* begin *

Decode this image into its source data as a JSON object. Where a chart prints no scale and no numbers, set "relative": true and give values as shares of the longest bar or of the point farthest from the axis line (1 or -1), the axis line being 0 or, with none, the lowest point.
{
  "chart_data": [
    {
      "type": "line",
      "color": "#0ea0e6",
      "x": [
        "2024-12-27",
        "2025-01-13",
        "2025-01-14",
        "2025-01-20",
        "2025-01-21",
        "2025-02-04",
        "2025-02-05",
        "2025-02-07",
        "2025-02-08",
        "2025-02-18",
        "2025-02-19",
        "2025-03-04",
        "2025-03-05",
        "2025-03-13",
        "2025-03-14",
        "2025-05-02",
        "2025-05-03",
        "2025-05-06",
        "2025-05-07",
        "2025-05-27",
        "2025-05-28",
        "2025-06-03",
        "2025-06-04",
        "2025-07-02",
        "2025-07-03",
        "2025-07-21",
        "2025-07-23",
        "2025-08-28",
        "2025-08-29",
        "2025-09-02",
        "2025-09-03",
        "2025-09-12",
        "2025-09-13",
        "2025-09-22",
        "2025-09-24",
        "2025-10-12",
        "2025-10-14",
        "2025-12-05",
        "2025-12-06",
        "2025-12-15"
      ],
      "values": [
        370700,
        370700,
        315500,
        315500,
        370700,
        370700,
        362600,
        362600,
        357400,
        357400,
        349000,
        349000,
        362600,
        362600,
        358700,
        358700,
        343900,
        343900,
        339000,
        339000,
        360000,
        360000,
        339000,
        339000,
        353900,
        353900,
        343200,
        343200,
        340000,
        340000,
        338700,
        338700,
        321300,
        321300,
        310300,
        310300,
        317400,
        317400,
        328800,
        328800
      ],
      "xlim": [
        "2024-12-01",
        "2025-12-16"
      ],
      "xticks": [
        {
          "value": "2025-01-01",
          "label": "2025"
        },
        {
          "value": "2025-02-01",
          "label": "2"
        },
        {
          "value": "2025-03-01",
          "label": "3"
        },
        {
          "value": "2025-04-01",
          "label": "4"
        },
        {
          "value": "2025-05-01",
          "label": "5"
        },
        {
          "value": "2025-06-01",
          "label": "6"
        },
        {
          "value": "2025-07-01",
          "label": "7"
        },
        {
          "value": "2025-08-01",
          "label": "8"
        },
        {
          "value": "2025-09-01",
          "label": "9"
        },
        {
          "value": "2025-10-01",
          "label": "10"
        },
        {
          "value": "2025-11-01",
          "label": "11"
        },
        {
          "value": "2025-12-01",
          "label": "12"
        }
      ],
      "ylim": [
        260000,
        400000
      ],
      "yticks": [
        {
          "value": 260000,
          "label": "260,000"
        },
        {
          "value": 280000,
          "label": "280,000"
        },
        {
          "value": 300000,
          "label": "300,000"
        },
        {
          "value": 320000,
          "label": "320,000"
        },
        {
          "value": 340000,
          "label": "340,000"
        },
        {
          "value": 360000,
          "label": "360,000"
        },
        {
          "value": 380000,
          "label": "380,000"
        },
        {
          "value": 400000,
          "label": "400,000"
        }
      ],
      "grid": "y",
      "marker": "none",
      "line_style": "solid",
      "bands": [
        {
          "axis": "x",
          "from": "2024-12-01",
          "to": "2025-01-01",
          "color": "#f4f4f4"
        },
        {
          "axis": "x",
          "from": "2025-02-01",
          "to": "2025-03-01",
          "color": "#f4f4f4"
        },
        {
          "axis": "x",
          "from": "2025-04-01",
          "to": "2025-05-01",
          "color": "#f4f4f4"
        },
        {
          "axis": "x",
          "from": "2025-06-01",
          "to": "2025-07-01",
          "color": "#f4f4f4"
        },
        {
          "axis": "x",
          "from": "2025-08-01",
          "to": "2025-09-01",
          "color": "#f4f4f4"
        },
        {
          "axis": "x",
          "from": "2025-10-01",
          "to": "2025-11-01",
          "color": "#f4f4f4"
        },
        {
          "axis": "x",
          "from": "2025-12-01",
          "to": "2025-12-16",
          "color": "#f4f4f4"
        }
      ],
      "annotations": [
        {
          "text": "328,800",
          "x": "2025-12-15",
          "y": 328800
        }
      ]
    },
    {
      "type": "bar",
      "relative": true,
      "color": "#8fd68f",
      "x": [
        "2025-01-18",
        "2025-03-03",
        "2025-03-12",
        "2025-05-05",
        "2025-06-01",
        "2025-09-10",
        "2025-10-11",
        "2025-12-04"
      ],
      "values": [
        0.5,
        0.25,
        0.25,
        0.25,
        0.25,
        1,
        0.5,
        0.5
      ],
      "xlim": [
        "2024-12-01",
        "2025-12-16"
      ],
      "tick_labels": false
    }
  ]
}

* end *

[TASK DIRECTIONS]:
Return every line exactly.

[FINISHED ANSWER]:
Decode this image into its source data as a JSON object. Where a chart prints no scale and no numbers, set "relative": true and give values as shares of the longest bar or of the point farthest from the axis line (1 or -1), the axis line being 0 or, with none, the lowest point.
{
  "chart_data": [
    {
      "type": "line",
      "color": "#0ea0e6",
      "x": [
        "2024-12-27",
        "2025-01-13",
        "2025-01-14",
        "2025-01-20",
        "2025-01-21",
        "2025-02-04",
        "2025-02-05",
        "2025-02-07",
        "2025-02-08",
        "2025-02-18",
        "2025-02-19",
        "2025-03-04",
        "2025-03-05",
        "2025-03-13",
        "2025-03-14",
        "2025-05-02",
        "2025-05-03",
        "2025-05-06",
        "2025-05-07",
        "2025-05-27",
        "2025-05-28",
        "2025-06-03",
        "2025-06-04",
        "2025-07-02",
        "2025-07-03",
        "2025-07-21",
        "2025-07-23",
        "2025-08-28",
        "2025-08-29",
        "2025-09-02",
        "2025-09-03",
        "2025-09-12",
        "2025-09-13",
        "2025-09-22",
        "2025-09-24",
        "2025-10-12",
        "2025-10-14",
        "2025-12-05",
        "2025-12-06",
        "2025-12-15"
      ],
      "values": [
        370700,
        370700,
        315500,
        315500,
        370700,
        370700,
        362600,
        362600,
        357400,
        357400,
        349000,
        349000,
        362600,
        362600,
        358700,
        358700,
        343900,
        343900,
        339000,
        339000,
        360000,
        360000,
        339000,
        339000,
        353900,
        353900,
        343200,
        343200,
        340000,
        340000,
        338700,
        338700,
        321300,
        321300,
        310300,
        310300,
        317400,
        317400,
        328800,
        328800
      ],
      "xlim": [
        "2024-12-01",
        "2025-12-16"
      ],
      "xticks": [
        {
          "value": "2025-01-01",
          "label": "2025"
        },
        {
          "value": "2025-02-01",
          "label": "2"
        },
        {
          "value": "2025-03-01",
          "label": "3"
        },
        {
          "value": "2025-04-01",
          "label": "4"
        },
        {
          "value": "2025-05-01",
          "label": "5"
        },
        {
          "value": "2025-06-01",
          "label": "6"
        },
        {
          "value": "2025-07-01",
          "label": "7"
        },
        {
          "value": "2025-08-01",
          "label": "8"
        },
        {
          "value": "2025-09-01",
          "label": "9"
        },
        {
          "value": "2025-10-01",
          "label": "10"
        },
        {
          "value": "2025-11-01",
          "label": "11"
        },
        {
          "value": "2025-12-01",
          "label": "12"
        }
      ],
      "ylim": [
        260000,
        400000
      ],
      "yticks": [
        {
          "value": 260000,
          "label": "260,000"
        },
        {
          "value": 280000,
          "label": "280,000"
        },
        {
          "value": 300000,
          "label": "300,000"
        },
        {
          "value": 320000,
          "label": "320,000"
        },
        {
          "value": 340000,
          "label": "340,000"
        },
        {
          "value": 360000,
          "label": "360,000"
        },
        {
          "value": 380000,
          "label": "380,000"
        },
        {
          "value": 400000,
          "label": "400,000"
        }
      ],
      "grid": "y",
      "marker": "none",
      "line_style": "solid",
      "bands": [
        {
          "axis": "x",
          "from": "2024-12-01",
          "to": "2025-01-01",
          "color": "#f4f4f4"
        },
        {
          "axis": "x",
          "from": "2025-02-01",
          "to": "2025-03-01",
          "color": "#f4f4f4"
        },
        {
          "axis": "x",
          "from": "2025-04-01",
          "to": "2025-05-01",
          "color": "#f4f4f4"
        },
        {
          "axis": "x",
          "from": "2025-06-01",
          "to": "2025-07-01",
          "color": "#f4f4f4"
        },
        {
          "axis": "x",
          "from": "2025-08-01",
          "to": "2025-09-01",
          "color": "#f4f4f4"
        },
        {
          "axis": "x",
          "from": "2025-10-01",
          "to": "2025-11-01",
          "color": "#f4f4f4"
        },
        {
          "axis": "x",
          "from": "2025-12-01",
          "to": "2025-12-16",
          "color": "#f4f4f4"
        }
      ],
      "annotations": [
        {
          "text": "328,800",
          "x": "2025-12-15",
          "y": 328800
        }
      ]
    },
    {
      "type": "bar",
      "relative": true,
      "color": "#8fd68f",
      "x": [
        "2025-01-18",
        "2025-03-03",
        "2025-03-12",
        "2025-05-05",
        "2025-06-01",
        "2025-09-10",
        "2025-10-11",
        "2025-12-04"
      ],
      "values": [
        0.5,
        0.25,
        0.25,
        0.25,
        0.25,
        1,
        0.5,
        0.5
      ],
      "xlim": [
        "2024-12-01",
        "2025-12-16"
      ],
      "tick_labels": false
    }
  ]
}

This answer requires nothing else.